++++ Given information

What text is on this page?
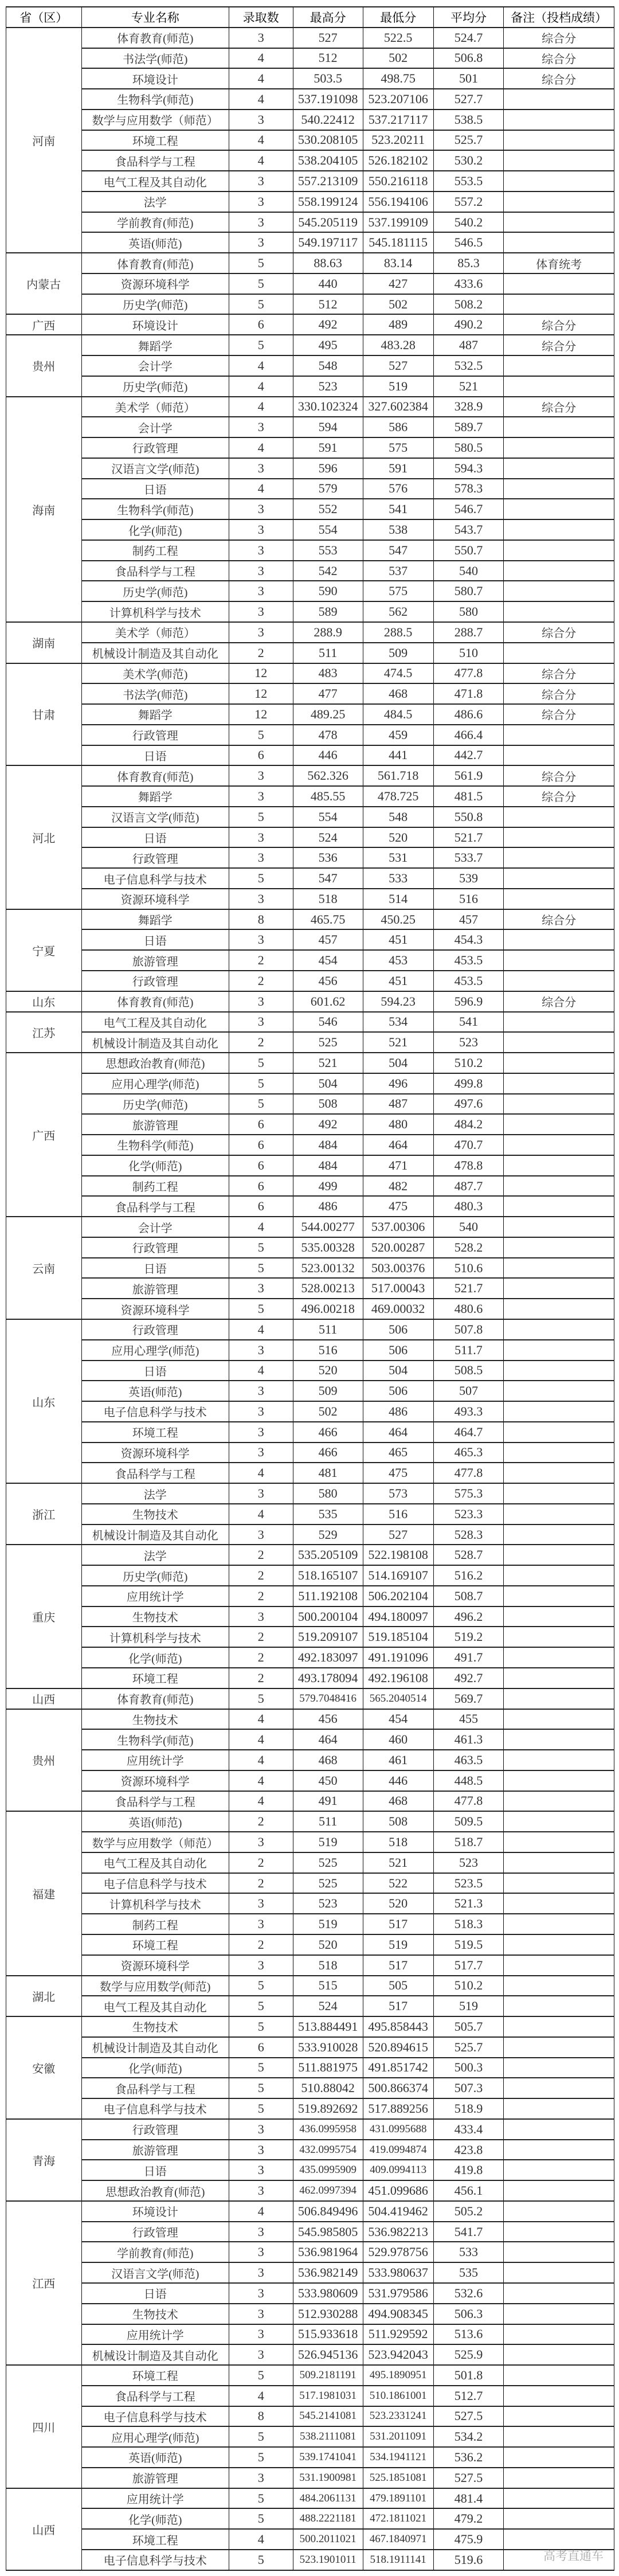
省（区）	专业名称	录取数	最高分	最低分	平均分	备注（投档成绩）
河南	体育教育(师范)	3	527	522.5	524.7	综合分
	书法学(师范)	4	512	502	506.8	综合分
	环境设计	4	503.5	498.75	501	综合分
	生物科学(师范)	4	537.191098	523.207106	527.7	
	数学与应用数学（师范）	3	540.22412	537.217117	538.5	
	环境工程	4	530.208105	523.20211	525.7	
	食品科学与工程	4	538.204105	526.182102	530.2	
	电气工程及其自动化	3	557.213109	550.216118	553.5	
	法学	3	558.199124	556.194106	557.2	
	学前教育(师范)	3	545.205119	537.199109	540.2	
	英语(师范)	3	549.197117	545.181115	546.5	
内蒙古	体育教育(师范)	5	88.63	83.14	85.3	体育统考
	资源环境科学	5	440	427	433.6	
	历史学(师范)	5	512	502	508.2	
广西	环境设计	6	492	489	490.2	综合分
贵州	舞蹈学	5	495	483.28	487	综合分
	会计学	4	548	527	532.5	
	历史学(师范)	4	523	519	521	
海南	美术学（师范）	4	330.102324	327.602384	328.9	综合分
	会计学	3	594	586	589.7	
	行政管理	4	591	575	580.5	
	汉语言文学(师范)	3	596	591	594.3	
	日语	4	579	576	578.3	
	生物科学(师范)	3	552	541	546.7	
	化学(师范)	3	554	538	543.7	
	制药工程	3	553	547	550.7	
	食品科学与工程	3	542	537	540	
	历史学(师范)	3	590	575	580.7	
	计算机科学与技术	3	589	562	580	
湖南	美术学（师范）	3	288.9	288.5	288.7	综合分
	机械设计制造及其自动化	2	511	509	510	
甘肃	美术学(师范)	12	483	474.5	477.8	综合分
	书法学(师范)	12	477	468	471.8	综合分
	舞蹈学	12	489.25	484.5	486.6	综合分
	行政管理	5	478	459	466.4	
	日语	6	446	441	442.7	
河北	体育教育(师范)	3	562.326	561.718	561.9	综合分
	舞蹈学	3	485.55	478.725	481.5	综合分
	汉语言文学(师范)	5	554	548	550.8	
	日语	3	524	520	521.7	
	行政管理	3	536	531	533.7	
	电子信息科学与技术	5	547	533	539	
	资源环境科学	3	518	514	516	
宁夏	舞蹈学	8	465.75	450.25	457	综合分
	日语	3	457	451	454.3	
	旅游管理	2	454	453	453.5	
	行政管理	2	456	451	453.5	
山东	体育教育(师范)	3	601.62	594.23	596.9	综合分
江苏	电气工程及其自动化	3	546	534	541	
	机械设计制造及其自动化	2	525	521	523	
广西	思想政治教育(师范)	5	521	504	510.2	
	应用心理学(师范)	5	504	496	499.8	
	历史学(师范)	5	508	487	497.6	
	旅游管理	6	492	480	484.2	
	生物科学(师范)	6	484	464	470.7	
	化学(师范)	6	484	471	478.8	
	制药工程	6	499	482	487.7	
	食品科学与工程	6	486	475	480.3	
云南	会计学	4	544.00277	537.00306	540	
	行政管理	5	535.00328	520.00287	528.2	
	日语	5	523.00132	503.00376	510.6	
	旅游管理	3	528.00213	517.00043	521.7	
	资源环境科学	5	496.00218	469.00032	480.6	
山东	行政管理	4	511	506	507.8	
	应用心理学(师范)	3	516	506	511.7	
	日语	4	520	504	508.5	
	英语(师范)	3	509	506	507	
	电子信息科学与技术	3	502	486	493.3	
	环境工程	3	466	464	464.7	
	资源环境科学	3	466	465	465.3	
	食品科学与工程	4	481	475	477.8	
浙江	法学	3	580	573	575.3	
	生物技术	4	535	516	523.3	
	机械设计制造及其自动化	3	529	527	528.3	
重庆	法学	2	535.205109	522.198108	528.7	
	历史学(师范)	2	518.165107	514.169107	516.2	
	应用统计学	2	511.192108	506.202104	508.7	
	生物技术	3	500.200104	494.180097	496.2	
	计算机科学与技术	2	519.209107	519.185104	519.2	
	化学(师范)	2	492.183097	491.191096	491.7	
	环境工程	2	493.178094	492.196108	492.7	
山西	体育教育(师范)	5	579.7048416	565.2040514	569.7	
贵州	生物技术	4	456	454	455	
	生物科学(师范)	4	464	460	461.3	
	应用统计学	4	468	461	463.5	
	资源环境科学	4	450	446	448.5	
	食品科学与工程	4	491	468	477.8	
福建	英语(师范)	2	511	508	509.5	
	数学与应用数学（师范）	3	519	518	518.7	
	电气工程及其自动化	2	525	521	523	
	电子信息科学与技术	2	525	522	523.5	
	计算机科学与技术	3	523	520	521.3	
	制药工程	3	519	517	518.3	
	环境工程	2	520	519	519.5	
	资源环境科学	3	518	517	517.7	
湖北	数学与应用数学(师范)	5	515	505	510.2	
	电气工程及其自动化	5	524	517	519	
安徽	生物技术	5	513.884491	495.858443	505.7	
	机械设计制造及其自动化	6	533.910028	520.894615	525.7	
	化学(师范)	5	511.881975	491.851742	500.3	
	食品科学与工程	5	510.88042	500.866374	507.3	
	电子信息科学与技术	5	519.892692	517.889256	518.9	
青海	行政管理	3	436.0995958	431.0995688	433.4	
	旅游管理	3	432.0995754	419.0994874	423.8	
	日语	3	435.0995909	409.0994113	419.8	
	思想政治教育(师范)	3	462.0997394	451.099686	456.1	
江西	环境设计	4	506.849496	504.419462	505.2	
	行政管理	3	545.985805	536.982213	541.7	
	学前教育(师范)	3	536.981964	529.978756	533	
	汉语言文学(师范)	3	536.982149	533.980637	535	
	日语	3	533.980609	531.979586	532.6	
	生物技术	3	512.930288	494.908345	506.3	
	应用统计学	3	515.933618	511.929592	513.6	
	机械设计制造及其自动化	3	526.945136	523.942043	525.9	
四川	环境工程	5	509.2181191	495.1890951	501.8	
	食品科学与工程	4	517.1981031	510.1861001	512.7	
	电子信息科学与技术	8	545.2141081	523.2331241	527.5	
	应用心理学(师范)	5	538.2111081	531.2011091	534.2	
	英语(师范)	5	539.1741041	534.1941121	536.2	
	旅游管理	3	531.1900981	525.1851081	527.5	
山西	应用统计学	5	484.2061131	479.1891101	481.4	
	化学(师范)	5	488.2221181	472.1811021	479.2	
	环境工程	4	500.2011021	467.1840971	475.9	
	电子信息科学与技术	5	523.1901011	518.1911141	519.6		高考直通车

++++++++

### Exercise description
Write out the entries again, exactly as given, skipping any images.

### Solution to the exercise
What text is on this page?
省（区）	专业名称	录取数	最高分	最低分	平均分	备注（投档成绩）
河南	体育教育(师范)	3	527	522.5	524.7	综合分
	书法学(师范)	4	512	502	506.8	综合分
	环境设计	4	503.5	498.75	501	综合分
	生物科学(师范)	4	537.191098	523.207106	527.7	
	数学与应用数学（师范）	3	540.22412	537.217117	538.5	
	环境工程	4	530.208105	523.20211	525.7	
	食品科学与工程	4	538.204105	526.182102	530.2	
	电气工程及其自动化	3	557.213109	550.216118	553.5	
	法学	3	558.199124	556.194106	557.2	
	学前教育(师范)	3	545.205119	537.199109	540.2	
	英语(师范)	3	549.197117	545.181115	546.5	
内蒙古	体育教育(师范)	5	88.63	83.14	85.3	体育统考
	资源环境科学	5	440	427	433.6	
	历史学(师范)	5	512	502	508.2	
广西	环境设计	6	492	489	490.2	综合分
贵州	舞蹈学	5	495	483.28	487	综合分
	会计学	4	548	527	532.5	
	历史学(师范)	4	523	519	521	
海南	美术学（师范）	4	330.102324	327.602384	328.9	综合分
	会计学	3	594	586	589.7	
	行政管理	4	591	575	580.5	
	汉语言文学(师范)	3	596	591	594.3	
	日语	4	579	576	578.3	
	生物科学(师范)	3	552	541	546.7	
	化学(师范)	3	554	538	543.7	
	制药工程	3	553	547	550.7	
	食品科学与工程	3	542	537	540	
	历史学(师范)	3	590	575	580.7	
	计算机科学与技术	3	589	562	580	
湖南	美术学（师范）	3	288.9	288.5	288.7	综合分
	机械设计制造及其自动化	2	511	509	510	
甘肃	美术学(师范)	12	483	474.5	477.8	综合分
	书法学(师范)	12	477	468	471.8	综合分
	舞蹈学	12	489.25	484.5	486.6	综合分
	行政管理	5	478	459	466.4	
	日语	6	446	441	442.7	
河北	体育教育(师范)	3	562.326	561.718	561.9	综合分
	舞蹈学	3	485.55	478.725	481.5	综合分
	汉语言文学(师范)	5	554	548	550.8	
	日语	3	524	520	521.7	
	行政管理	3	536	531	533.7	
	电子信息科学与技术	5	547	533	539	
	资源环境科学	3	518	514	516	
宁夏	舞蹈学	8	465.75	450.25	457	综合分
	日语	3	457	451	454.3	
	旅游管理	2	454	453	453.5	
	行政管理	2	456	451	453.5	
山东	体育教育(师范)	3	601.62	594.23	596.9	综合分
江苏	电气工程及其自动化	3	546	534	541	
	机械设计制造及其自动化	2	525	521	523	
广西	思想政治教育(师范)	5	521	504	510.2	
	应用心理学(师范)	5	504	496	499.8	
	历史学(师范)	5	508	487	497.6	
	旅游管理	6	492	480	484.2	
	生物科学(师范)	6	484	464	470.7	
	化学(师范)	6	484	471	478.8	
	制药工程	6	499	482	487.7	
	食品科学与工程	6	486	475	480.3	
云南	会计学	4	544.00277	537.00306	540	
	行政管理	5	535.00328	520.00287	528.2	
	日语	5	523.00132	503.00376	510.6	
	旅游管理	3	528.00213	517.00043	521.7	
	资源环境科学	5	496.00218	469.00032	480.6	
山东	行政管理	4	511	506	507.8	
	应用心理学(师范)	3	516	506	511.7	
	日语	4	520	504	508.5	
	英语(师范)	3	509	506	507	
	电子信息科学与技术	3	502	486	493.3	
	环境工程	3	466	464	464.7	
	资源环境科学	3	466	465	465.3	
	食品科学与工程	4	481	475	477.8	
浙江	法学	3	580	573	575.3	
	生物技术	4	535	516	523.3	
	机械设计制造及其自动化	3	529	527	528.3	
重庆	法学	2	535.205109	522.198108	528.7	
	历史学(师范)	2	518.165107	514.169107	516.2	
	应用统计学	2	511.192108	506.202104	508.7	
	生物技术	3	500.200104	494.180097	496.2	
	计算机科学与技术	2	519.209107	519.185104	519.2	
	化学(师范)	2	492.183097	491.191096	491.7	
	环境工程	2	493.178094	492.196108	492.7	
山西	体育教育(师范)	5	579.7048416	565.2040514	569.7	
贵州	生物技术	4	456	454	455	
	生物科学(师范)	4	464	460	461.3	
	应用统计学	4	468	461	463.5	
	资源环境科学	4	450	446	448.5	
	食品科学与工程	4	491	468	477.8	
福建	英语(师范)	2	511	508	509.5	
	数学与应用数学（师范）	3	519	518	518.7	
	电气工程及其自动化	2	525	521	523	
	电子信息科学与技术	2	525	522	523.5	
	计算机科学与技术	3	523	520	521.3	
	制药工程	3	519	517	518.3	
	环境工程	2	520	519	519.5	
	资源环境科学	3	518	517	517.7	
湖北	数学与应用数学(师范)	5	515	505	510.2	
	电气工程及其自动化	5	524	517	519	
安徽	生物技术	5	513.884491	495.858443	505.7	
	机械设计制造及其自动化	6	533.910028	520.894615	525.7	
	化学(师范)	5	511.881975	491.851742	500.3	
	食品科学与工程	5	510.88042	500.866374	507.3	
	电子信息科学与技术	5	519.892692	517.889256	518.9	
青海	行政管理	3	436.0995958	431.0995688	433.4	
	旅游管理	3	432.0995754	419.0994874	423.8	
	日语	3	435.0995909	409.0994113	419.8	
	思想政治教育(师范)	3	462.0997394	451.099686	456.1	
江西	环境设计	4	506.849496	504.419462	505.2	
	行政管理	3	545.985805	536.982213	541.7	
	学前教育(师范)	3	536.981964	529.978756	533	
	汉语言文学(师范)	3	536.982149	533.980637	535	
	日语	3	533.980609	531.979586	532.6	
	生物技术	3	512.930288	494.908345	506.3	
	应用统计学	3	515.933618	511.929592	513.6	
	机械设计制造及其自动化	3	526.945136	523.942043	525.9	
四川	环境工程	5	509.2181191	495.1890951	501.8	
	食品科学与工程	4	517.1981031	510.1861001	512.7	
	电子信息科学与技术	8	545.2141081	523.2331241	527.5	
	应用心理学(师范)	5	538.2111081	531.2011091	534.2	
	英语(师范)	5	539.1741041	534.1941121	536.2	
	旅游管理	3	531.1900981	525.1851081	527.5	
山西	应用统计学	5	484.2061131	479.1891101	481.4	
	化学(师范)	5	488.2221181	472.1811021	479.2	
	环境工程	4	500.2011021	467.1840971	475.9	
	电子信息科学与技术	5	523.1901011	518.1911141	519.6		高考直通车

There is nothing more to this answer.